## Given request:
Reproduce all the entries precisely.

## Provided entries:
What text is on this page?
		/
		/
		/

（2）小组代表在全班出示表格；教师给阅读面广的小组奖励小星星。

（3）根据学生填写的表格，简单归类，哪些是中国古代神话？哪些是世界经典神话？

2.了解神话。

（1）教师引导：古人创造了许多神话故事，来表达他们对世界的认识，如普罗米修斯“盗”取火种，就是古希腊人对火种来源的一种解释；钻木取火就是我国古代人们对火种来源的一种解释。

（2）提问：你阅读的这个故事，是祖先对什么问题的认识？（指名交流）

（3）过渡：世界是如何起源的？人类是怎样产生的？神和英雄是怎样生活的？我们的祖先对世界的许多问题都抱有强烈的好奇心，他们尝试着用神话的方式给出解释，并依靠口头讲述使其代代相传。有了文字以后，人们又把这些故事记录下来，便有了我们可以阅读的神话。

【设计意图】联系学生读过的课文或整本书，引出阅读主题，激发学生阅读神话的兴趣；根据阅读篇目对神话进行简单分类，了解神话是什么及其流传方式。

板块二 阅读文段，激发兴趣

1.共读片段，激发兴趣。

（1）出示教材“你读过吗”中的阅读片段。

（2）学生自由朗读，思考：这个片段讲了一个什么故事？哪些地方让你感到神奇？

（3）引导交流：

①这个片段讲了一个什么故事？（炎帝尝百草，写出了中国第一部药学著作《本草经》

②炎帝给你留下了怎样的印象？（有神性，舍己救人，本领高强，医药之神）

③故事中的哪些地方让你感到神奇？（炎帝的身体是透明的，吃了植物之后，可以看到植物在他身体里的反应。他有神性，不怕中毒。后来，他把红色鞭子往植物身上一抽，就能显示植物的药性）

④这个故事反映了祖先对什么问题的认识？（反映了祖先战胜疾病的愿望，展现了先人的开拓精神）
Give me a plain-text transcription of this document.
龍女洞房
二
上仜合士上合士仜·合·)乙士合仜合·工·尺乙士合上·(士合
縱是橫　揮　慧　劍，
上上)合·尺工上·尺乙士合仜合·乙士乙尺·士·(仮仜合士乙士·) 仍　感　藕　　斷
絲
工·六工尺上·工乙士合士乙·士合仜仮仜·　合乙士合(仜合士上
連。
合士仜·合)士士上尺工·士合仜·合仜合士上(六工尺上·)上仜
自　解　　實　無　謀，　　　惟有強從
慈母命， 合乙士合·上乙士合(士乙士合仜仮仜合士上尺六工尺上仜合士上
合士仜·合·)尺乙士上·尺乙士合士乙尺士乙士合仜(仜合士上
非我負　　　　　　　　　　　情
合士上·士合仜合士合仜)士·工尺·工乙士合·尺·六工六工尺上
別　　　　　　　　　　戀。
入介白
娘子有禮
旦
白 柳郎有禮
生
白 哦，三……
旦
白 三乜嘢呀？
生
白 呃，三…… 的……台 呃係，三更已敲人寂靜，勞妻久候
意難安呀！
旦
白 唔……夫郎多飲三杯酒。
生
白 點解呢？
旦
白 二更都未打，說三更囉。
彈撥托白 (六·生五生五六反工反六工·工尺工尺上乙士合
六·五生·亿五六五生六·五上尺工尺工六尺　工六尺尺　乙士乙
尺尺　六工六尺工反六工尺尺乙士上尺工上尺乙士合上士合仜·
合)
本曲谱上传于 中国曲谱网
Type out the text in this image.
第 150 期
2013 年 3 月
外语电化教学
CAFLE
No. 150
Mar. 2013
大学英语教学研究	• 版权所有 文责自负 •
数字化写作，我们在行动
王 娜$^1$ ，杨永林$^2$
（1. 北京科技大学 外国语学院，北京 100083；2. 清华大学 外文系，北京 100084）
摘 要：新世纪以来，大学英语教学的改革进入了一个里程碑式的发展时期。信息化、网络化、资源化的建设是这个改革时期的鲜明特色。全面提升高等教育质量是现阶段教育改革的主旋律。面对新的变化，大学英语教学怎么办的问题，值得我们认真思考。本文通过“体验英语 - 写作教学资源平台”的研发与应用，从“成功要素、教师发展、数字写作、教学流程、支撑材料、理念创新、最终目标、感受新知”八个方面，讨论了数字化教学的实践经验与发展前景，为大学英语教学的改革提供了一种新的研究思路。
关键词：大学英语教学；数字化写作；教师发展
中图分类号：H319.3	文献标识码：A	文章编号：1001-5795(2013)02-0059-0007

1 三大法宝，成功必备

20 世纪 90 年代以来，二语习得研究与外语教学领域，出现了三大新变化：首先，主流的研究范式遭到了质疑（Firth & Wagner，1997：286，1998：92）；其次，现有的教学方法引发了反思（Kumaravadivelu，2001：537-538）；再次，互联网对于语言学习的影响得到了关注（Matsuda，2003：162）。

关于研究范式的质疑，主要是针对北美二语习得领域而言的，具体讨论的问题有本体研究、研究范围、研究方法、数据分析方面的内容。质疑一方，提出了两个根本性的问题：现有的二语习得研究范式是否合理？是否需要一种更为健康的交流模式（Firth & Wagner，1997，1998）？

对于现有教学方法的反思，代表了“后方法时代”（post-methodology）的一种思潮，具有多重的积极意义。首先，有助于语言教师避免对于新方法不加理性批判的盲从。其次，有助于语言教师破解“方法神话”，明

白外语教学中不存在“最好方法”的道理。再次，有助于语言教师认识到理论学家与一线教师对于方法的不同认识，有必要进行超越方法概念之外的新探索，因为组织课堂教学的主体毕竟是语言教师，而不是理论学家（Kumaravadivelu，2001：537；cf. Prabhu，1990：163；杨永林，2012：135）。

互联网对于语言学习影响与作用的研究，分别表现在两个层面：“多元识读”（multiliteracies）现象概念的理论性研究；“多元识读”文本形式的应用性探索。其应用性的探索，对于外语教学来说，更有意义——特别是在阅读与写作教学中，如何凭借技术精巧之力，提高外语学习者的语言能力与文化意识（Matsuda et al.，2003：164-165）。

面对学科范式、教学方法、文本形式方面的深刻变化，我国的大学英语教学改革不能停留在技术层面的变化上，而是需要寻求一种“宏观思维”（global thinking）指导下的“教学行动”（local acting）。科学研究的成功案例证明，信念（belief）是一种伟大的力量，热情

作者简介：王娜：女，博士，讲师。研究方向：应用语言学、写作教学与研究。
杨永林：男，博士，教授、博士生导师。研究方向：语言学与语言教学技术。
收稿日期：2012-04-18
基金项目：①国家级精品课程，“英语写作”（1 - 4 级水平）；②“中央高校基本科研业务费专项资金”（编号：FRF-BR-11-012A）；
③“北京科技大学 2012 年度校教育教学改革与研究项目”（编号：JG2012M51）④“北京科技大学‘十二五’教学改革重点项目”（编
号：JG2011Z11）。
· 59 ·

## Task output:
What text is on this page?
		/
		/
		/

（2）小组代表在全班出示表格；教师给阅读面广的小组奖励小星星。

（3）根据学生填写的表格，简单归类，哪些是中国古代神话？哪些是世界经典神话？

2.了解神话。

（1）教师引导：古人创造了许多神话故事，来表达他们对世界的认识，如普罗米修斯“盗”取火种，就是古希腊人对火种来源的一种解释；钻木取火就是我国古代人们对火种来源的一种解释。

（2）提问：你阅读的这个故事，是祖先对什么问题的认识？（指名交流）

（3）过渡：世界是如何起源的？人类是怎样产生的？神和英雄是怎样生活的？我们的祖先对世界的许多问题都抱有强烈的好奇心，他们尝试着用神话的方式给出解释，并依靠口头讲述使其代代相传。有了文字以后，人们又把这些故事记录下来，便有了我们可以阅读的神话。

【设计意图】联系学生读过的课文或整本书，引出阅读主题，激发学生阅读神话的兴趣；根据阅读篇目对神话进行简单分类，了解神话是什么及其流传方式。

板块二 阅读文段，激发兴趣

1.共读片段，激发兴趣。

（1）出示教材“你读过吗”中的阅读片段。

（2）学生自由朗读，思考：这个片段讲了一个什么故事？哪些地方让你感到神奇？

（3）引导交流：

①这个片段讲了一个什么故事？（炎帝尝百草，写出了中国第一部药学著作《本草经》

②炎帝给你留下了怎样的印象？（有神性，舍己救人，本领高强，医药之神）

③故事中的哪些地方让你感到神奇？（炎帝的身体是透明的，吃了植物之后，可以看到植物在他身体里的反应。他有神性，不怕中毒。后来，他把红色鞭子往植物身上一抽，就能显示植物的药性）

④这个故事反映了祖先对什么问题的认识？（反映了祖先战胜疾病的愿望，展现了先人的开拓精神）
Give me a plain-text transcription of this document.
龍女洞房
二
上仜合士上合士仜·合·)乙士合仜合·工·尺乙士合上·(士合
縱是橫　揮　慧　劍，
上上)合·尺工上·尺乙士合仜合·乙士乙尺·士·(仮仜合士乙士·) 仍　感　藕　　斷
絲
工·六工尺上·工乙士合士乙·士合仜仮仜·　合乙士合(仜合士上
連。
合士仜·合)士士上尺工·士合仜·合仜合士上(六工尺上·)上仜
自　解　　實　無　謀，　　　惟有強從
慈母命， 合乙士合·上乙士合(士乙士合仜仮仜合士上尺六工尺上仜合士上
合士仜·合·)尺乙士上·尺乙士合士乙尺士乙士合仜(仜合士上
非我負　　　　　　　　　　　情
合士上·士合仜合士合仜)士·工尺·工乙士合·尺·六工六工尺上
別　　　　　　　　　　戀。
入介白
娘子有禮
旦
白 柳郎有禮
生
白 哦，三……
旦
白 三乜嘢呀？
生
白 呃，三…… 的……台 呃係，三更已敲人寂靜，勞妻久候
意難安呀！
旦
白 唔……夫郎多飲三杯酒。
生
白 點解呢？
旦
白 二更都未打，說三更囉。
彈撥托白 (六·生五生五六反工反六工·工尺工尺上乙士合
六·五生·亿五六五生六·五上尺工尺工六尺　工六尺尺　乙士乙
尺尺　六工六尺工反六工尺尺乙士上尺工上尺乙士合上士合仜·
合)
本曲谱上传于 中国曲谱网
Type out the text in this image.
第 150 期
2013 年 3 月
外语电化教学
CAFLE
No. 150
Mar. 2013
大学英语教学研究	• 版权所有 文责自负 •
数字化写作，我们在行动
王 娜$^1$ ，杨永林$^2$
（1. 北京科技大学 外国语学院，北京 100083；2. 清华大学 外文系，北京 100084）
摘 要：新世纪以来，大学英语教学的改革进入了一个里程碑式的发展时期。信息化、网络化、资源化的建设是这个改革时期的鲜明特色。全面提升高等教育质量是现阶段教育改革的主旋律。面对新的变化，大学英语教学怎么办的问题，值得我们认真思考。本文通过“体验英语 - 写作教学资源平台”的研发与应用，从“成功要素、教师发展、数字写作、教学流程、支撑材料、理念创新、最终目标、感受新知”八个方面，讨论了数字化教学的实践经验与发展前景，为大学英语教学的改革提供了一种新的研究思路。
关键词：大学英语教学；数字化写作；教师发展
中图分类号：H319.3	文献标识码：A	文章编号：1001-5795(2013)02-0059-0007

1 三大法宝，成功必备

20 世纪 90 年代以来，二语习得研究与外语教学领域，出现了三大新变化：首先，主流的研究范式遭到了质疑（Firth & Wagner，1997：286，1998：92）；其次，现有的教学方法引发了反思（Kumaravadivelu，2001：537-538）；再次，互联网对于语言学习的影响得到了关注（Matsuda，2003：162）。

关于研究范式的质疑，主要是针对北美二语习得领域而言的，具体讨论的问题有本体研究、研究范围、研究方法、数据分析方面的内容。质疑一方，提出了两个根本性的问题：现有的二语习得研究范式是否合理？是否需要一种更为健康的交流模式（Firth & Wagner，1997，1998）？

对于现有教学方法的反思，代表了“后方法时代”（post-methodology）的一种思潮，具有多重的积极意义。首先，有助于语言教师避免对于新方法不加理性批判的盲从。其次，有助于语言教师破解“方法神话”，明

白外语教学中不存在“最好方法”的道理。再次，有助于语言教师认识到理论学家与一线教师对于方法的不同认识，有必要进行超越方法概念之外的新探索，因为组织课堂教学的主体毕竟是语言教师，而不是理论学家（Kumaravadivelu，2001：537；cf. Prabhu，1990：163；杨永林，2012：135）。

互联网对于语言学习影响与作用的研究，分别表现在两个层面：“多元识读”（multiliteracies）现象概念的理论性研究；“多元识读”文本形式的应用性探索。其应用性的探索，对于外语教学来说，更有意义——特别是在阅读与写作教学中，如何凭借技术精巧之力，提高外语学习者的语言能力与文化意识（Matsuda et al.，2003：164-165）。

面对学科范式、教学方法、文本形式方面的深刻变化，我国的大学英语教学改革不能停留在技术层面的变化上，而是需要寻求一种“宏观思维”（global thinking）指导下的“教学行动”（local acting）。科学研究的成功案例证明，信念（belief）是一种伟大的力量，热情

作者简介：王娜：女，博士，讲师。研究方向：应用语言学、写作教学与研究。
杨永林：男，博士，教授、博士生导师。研究方向：语言学与语言教学技术。
收稿日期：2012-04-18
基金项目：①国家级精品课程，“英语写作”（1 - 4 级水平）；②“中央高校基本科研业务费专项资金”（编号：FRF-BR-11-012A）；
③“北京科技大学 2012 年度校教育教学改革与研究项目”（编号：JG2012M51）④“北京科技大学‘十二五’教学改革重点项目”（编
号：JG2011Z11）。
· 59 ·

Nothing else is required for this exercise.